Do this:
Work out the number of lines in the listing that include the string "title". Reply with that number alone.

Data provided:
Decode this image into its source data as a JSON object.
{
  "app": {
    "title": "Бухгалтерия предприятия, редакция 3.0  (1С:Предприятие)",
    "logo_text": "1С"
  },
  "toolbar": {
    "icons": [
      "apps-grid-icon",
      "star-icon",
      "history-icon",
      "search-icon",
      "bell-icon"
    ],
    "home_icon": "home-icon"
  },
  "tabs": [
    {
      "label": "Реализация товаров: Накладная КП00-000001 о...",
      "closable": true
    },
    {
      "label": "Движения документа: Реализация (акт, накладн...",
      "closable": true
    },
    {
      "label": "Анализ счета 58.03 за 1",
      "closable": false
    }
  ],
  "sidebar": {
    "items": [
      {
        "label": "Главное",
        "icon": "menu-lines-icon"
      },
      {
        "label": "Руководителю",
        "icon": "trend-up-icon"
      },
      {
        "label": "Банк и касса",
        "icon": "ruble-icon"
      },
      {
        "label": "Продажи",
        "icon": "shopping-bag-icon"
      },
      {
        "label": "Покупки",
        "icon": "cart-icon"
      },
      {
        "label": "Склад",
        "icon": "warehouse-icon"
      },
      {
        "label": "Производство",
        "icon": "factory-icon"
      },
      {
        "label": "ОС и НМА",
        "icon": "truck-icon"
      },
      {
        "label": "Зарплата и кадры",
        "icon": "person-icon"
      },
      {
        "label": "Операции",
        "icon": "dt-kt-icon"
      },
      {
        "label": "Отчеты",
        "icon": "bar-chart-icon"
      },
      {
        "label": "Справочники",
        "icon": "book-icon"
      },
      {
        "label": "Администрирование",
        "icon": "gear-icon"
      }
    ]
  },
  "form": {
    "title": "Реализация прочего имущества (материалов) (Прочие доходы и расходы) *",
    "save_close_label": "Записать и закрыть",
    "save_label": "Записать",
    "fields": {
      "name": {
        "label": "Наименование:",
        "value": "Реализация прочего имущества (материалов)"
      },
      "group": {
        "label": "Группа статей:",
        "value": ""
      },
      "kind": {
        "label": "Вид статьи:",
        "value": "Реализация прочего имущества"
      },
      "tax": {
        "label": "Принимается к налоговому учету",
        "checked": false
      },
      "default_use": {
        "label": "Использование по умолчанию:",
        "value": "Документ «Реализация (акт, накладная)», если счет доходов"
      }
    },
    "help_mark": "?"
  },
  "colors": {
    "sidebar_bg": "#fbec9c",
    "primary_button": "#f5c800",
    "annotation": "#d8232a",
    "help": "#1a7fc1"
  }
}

Complete output:
2